Your task: Below are some entries. Copy each line that holds the string "page".

Supplied records:

════

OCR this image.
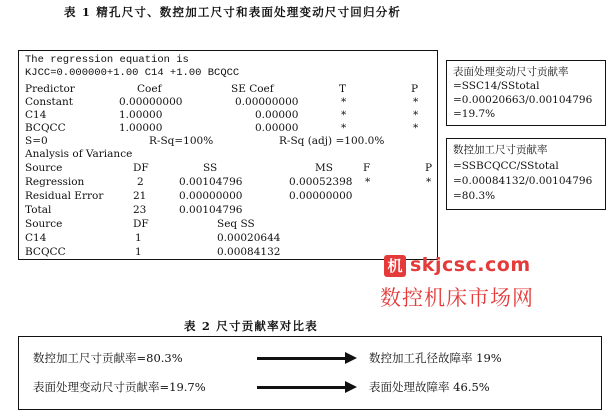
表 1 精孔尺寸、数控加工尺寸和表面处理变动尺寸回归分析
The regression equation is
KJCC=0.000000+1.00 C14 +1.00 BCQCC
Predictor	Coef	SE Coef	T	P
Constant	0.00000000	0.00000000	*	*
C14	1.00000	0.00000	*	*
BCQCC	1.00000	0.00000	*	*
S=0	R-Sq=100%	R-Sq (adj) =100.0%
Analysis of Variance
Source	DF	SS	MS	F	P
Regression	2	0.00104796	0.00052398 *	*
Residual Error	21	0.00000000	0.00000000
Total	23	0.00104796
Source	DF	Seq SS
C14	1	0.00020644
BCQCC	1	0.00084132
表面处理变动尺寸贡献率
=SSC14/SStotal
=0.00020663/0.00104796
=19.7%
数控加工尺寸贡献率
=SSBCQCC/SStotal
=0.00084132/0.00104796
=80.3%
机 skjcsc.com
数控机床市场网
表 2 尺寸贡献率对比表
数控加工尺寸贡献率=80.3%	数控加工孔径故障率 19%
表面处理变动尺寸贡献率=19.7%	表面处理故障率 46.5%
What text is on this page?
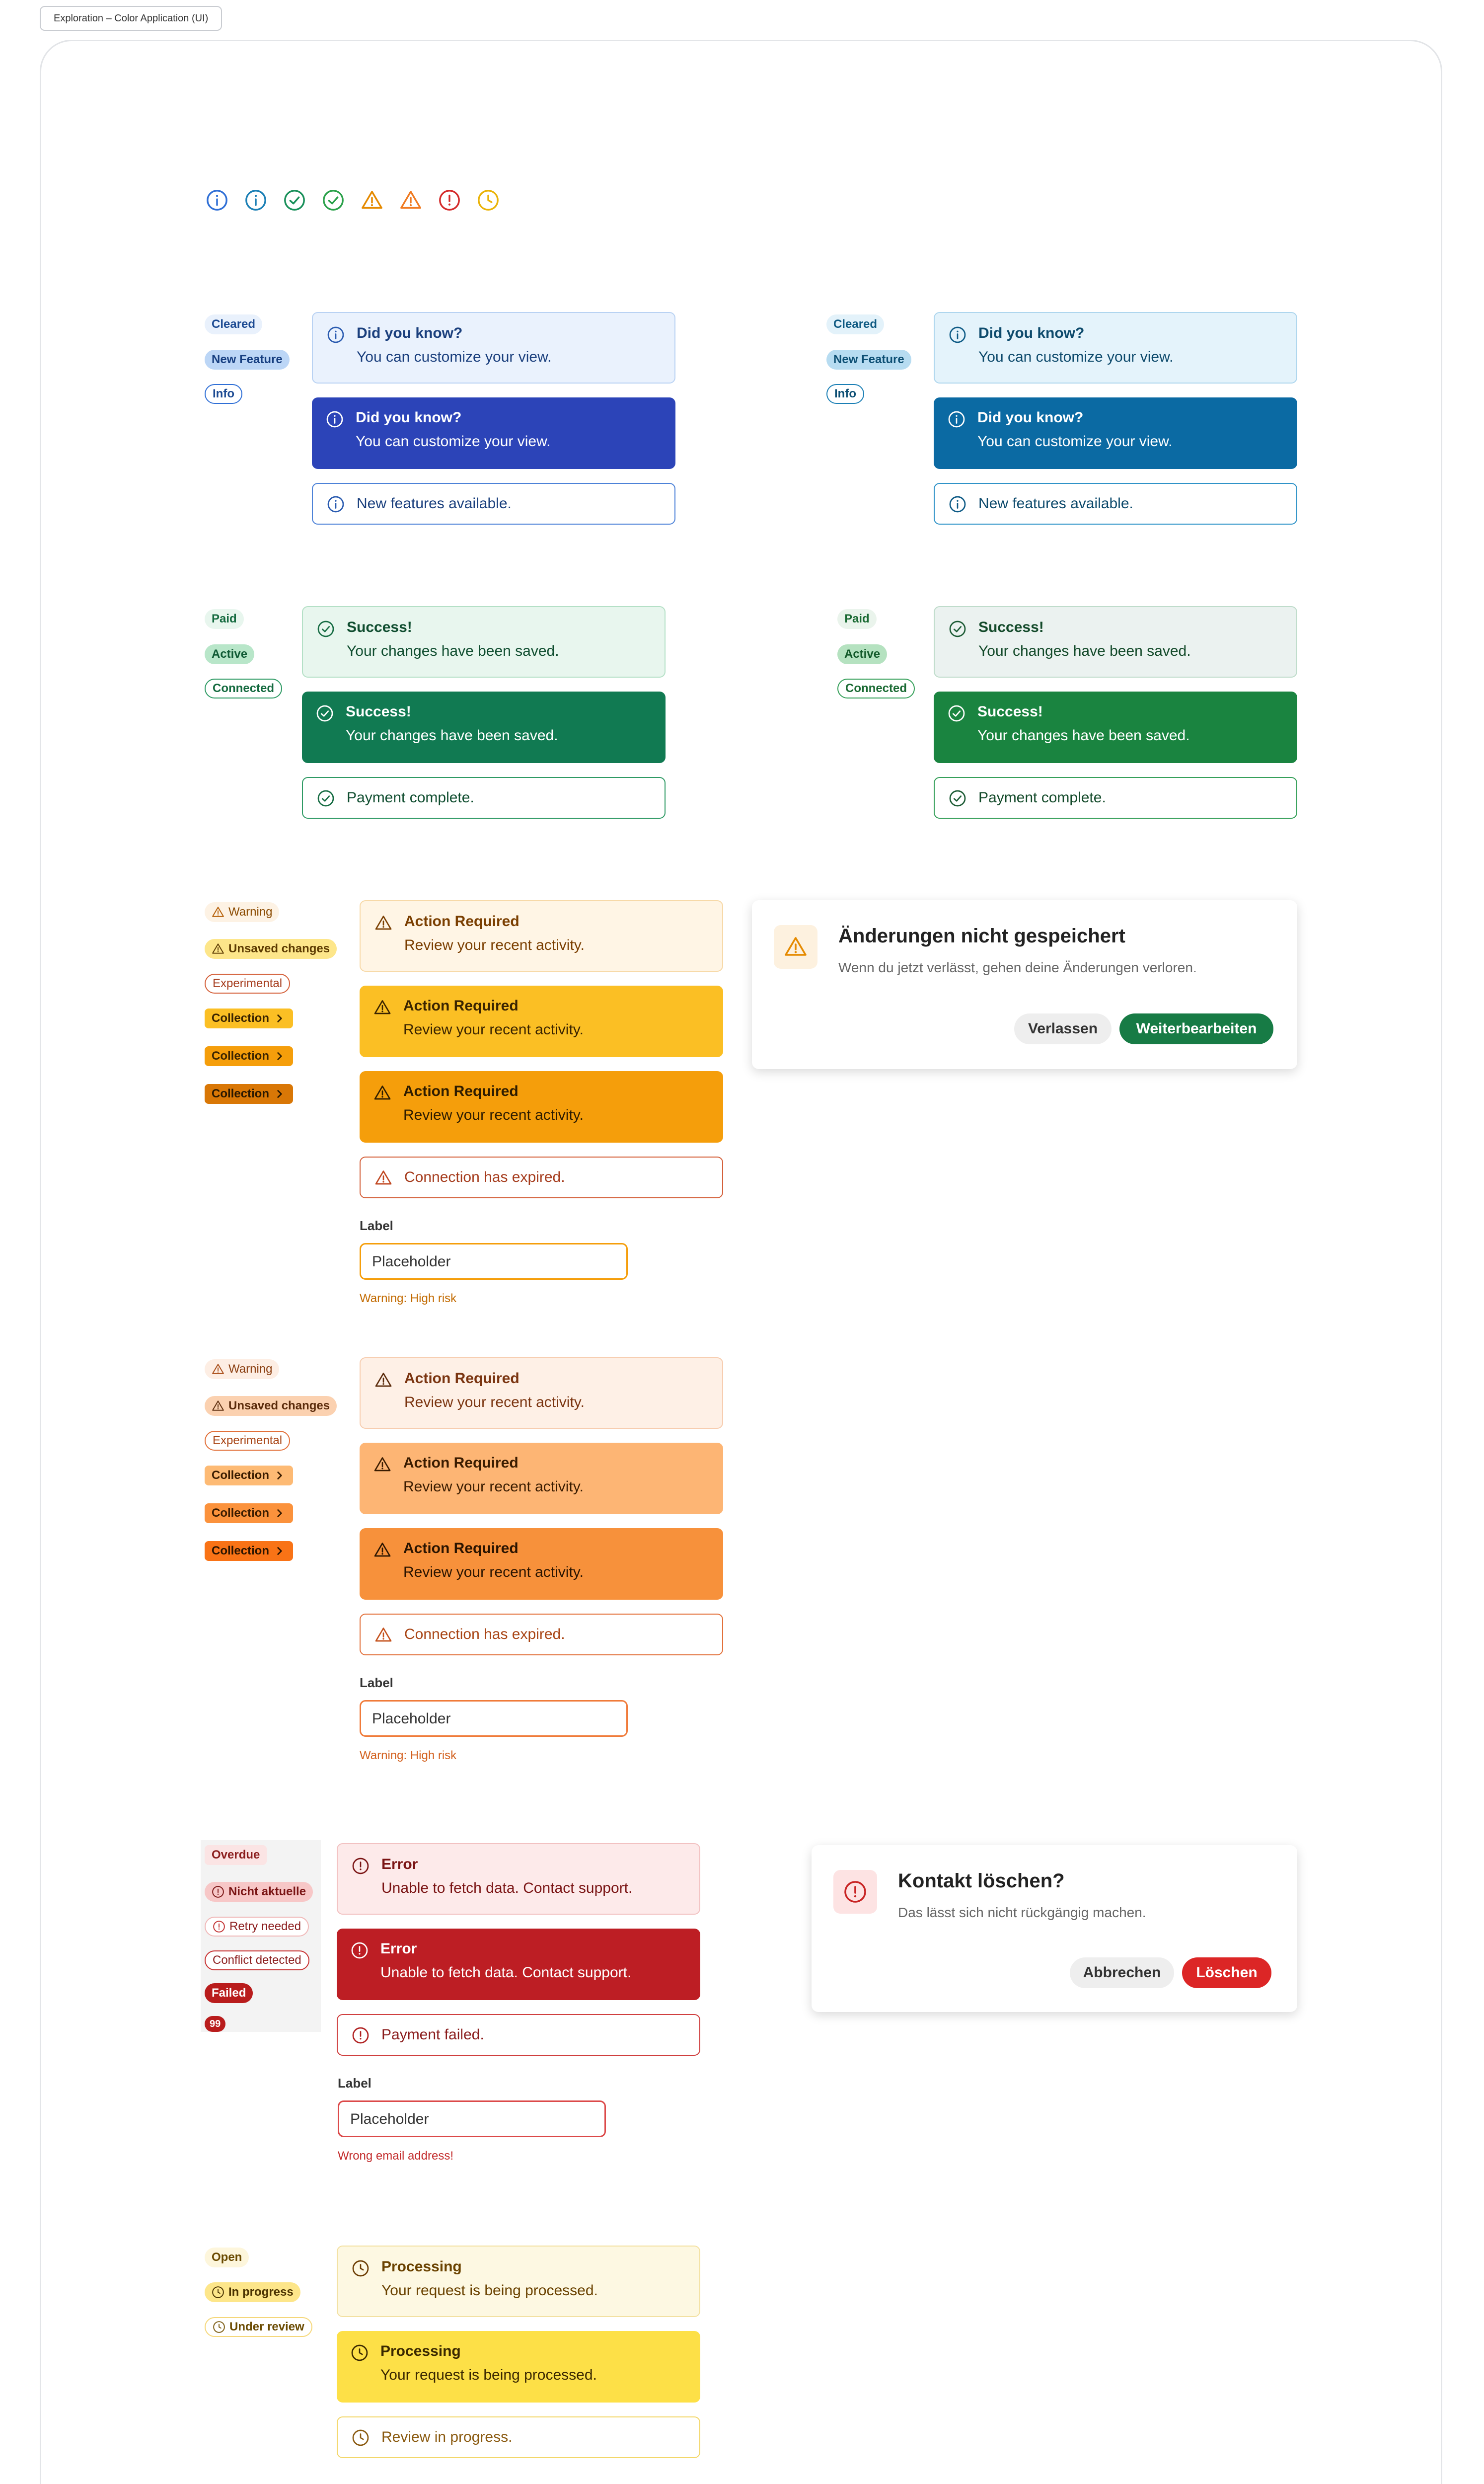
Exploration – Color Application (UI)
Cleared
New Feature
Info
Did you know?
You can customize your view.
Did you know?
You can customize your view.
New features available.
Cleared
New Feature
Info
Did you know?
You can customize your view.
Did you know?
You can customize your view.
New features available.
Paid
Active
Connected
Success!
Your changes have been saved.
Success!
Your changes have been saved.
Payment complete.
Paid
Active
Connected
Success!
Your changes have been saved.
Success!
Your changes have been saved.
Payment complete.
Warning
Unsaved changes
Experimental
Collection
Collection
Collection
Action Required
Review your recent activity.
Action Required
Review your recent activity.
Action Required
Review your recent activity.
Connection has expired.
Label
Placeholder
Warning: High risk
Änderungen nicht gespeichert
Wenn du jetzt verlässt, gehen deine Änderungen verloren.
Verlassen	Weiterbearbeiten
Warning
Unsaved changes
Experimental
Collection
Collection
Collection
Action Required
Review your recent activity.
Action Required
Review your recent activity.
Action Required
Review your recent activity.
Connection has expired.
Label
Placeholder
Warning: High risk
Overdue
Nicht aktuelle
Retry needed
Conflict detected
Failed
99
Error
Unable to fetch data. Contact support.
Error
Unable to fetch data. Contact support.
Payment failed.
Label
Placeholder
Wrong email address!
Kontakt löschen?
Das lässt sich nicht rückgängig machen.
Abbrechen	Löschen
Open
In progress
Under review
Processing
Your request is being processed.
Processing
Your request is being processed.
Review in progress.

════

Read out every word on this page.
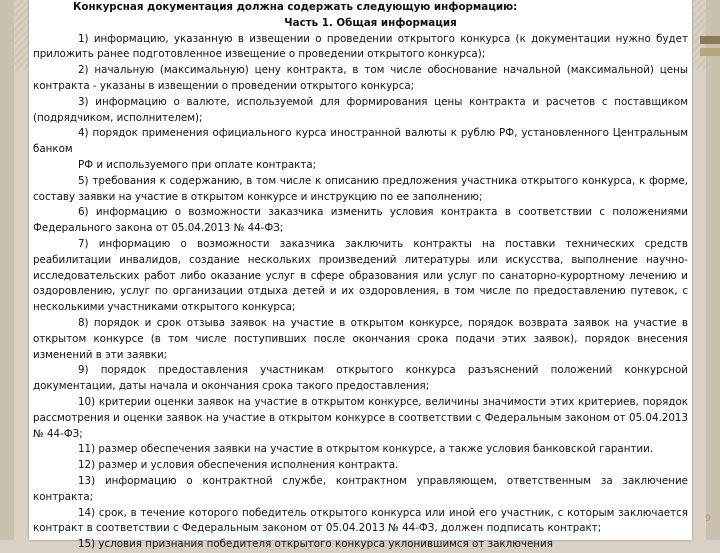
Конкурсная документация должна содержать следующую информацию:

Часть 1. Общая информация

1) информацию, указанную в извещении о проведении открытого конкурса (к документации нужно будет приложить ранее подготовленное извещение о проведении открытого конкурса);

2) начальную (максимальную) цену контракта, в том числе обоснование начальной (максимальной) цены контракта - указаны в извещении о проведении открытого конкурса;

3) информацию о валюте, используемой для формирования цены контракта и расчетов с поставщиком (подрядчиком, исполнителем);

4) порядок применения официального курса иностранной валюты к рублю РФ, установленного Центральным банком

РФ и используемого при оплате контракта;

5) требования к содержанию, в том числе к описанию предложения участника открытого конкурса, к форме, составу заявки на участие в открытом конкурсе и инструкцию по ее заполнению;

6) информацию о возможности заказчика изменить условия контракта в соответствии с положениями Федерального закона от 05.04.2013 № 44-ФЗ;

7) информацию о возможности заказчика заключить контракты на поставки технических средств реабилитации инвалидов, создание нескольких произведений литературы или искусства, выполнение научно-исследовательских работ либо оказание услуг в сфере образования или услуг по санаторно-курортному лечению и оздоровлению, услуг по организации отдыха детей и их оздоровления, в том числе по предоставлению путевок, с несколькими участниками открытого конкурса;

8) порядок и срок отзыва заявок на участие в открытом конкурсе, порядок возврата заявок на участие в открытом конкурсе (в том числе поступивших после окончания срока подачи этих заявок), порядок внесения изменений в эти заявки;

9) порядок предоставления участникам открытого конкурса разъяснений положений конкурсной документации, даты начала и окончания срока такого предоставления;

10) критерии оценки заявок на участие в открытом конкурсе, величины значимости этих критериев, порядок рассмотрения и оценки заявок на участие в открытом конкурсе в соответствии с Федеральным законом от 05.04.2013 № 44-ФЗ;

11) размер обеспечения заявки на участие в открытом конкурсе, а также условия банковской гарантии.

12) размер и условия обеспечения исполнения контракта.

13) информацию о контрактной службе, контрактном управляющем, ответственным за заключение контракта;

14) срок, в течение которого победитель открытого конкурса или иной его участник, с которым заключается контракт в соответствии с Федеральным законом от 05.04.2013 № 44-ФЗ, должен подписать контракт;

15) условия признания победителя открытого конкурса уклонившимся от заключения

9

════

Output for this exercise:
What text is on this page?
Read out every word on this page.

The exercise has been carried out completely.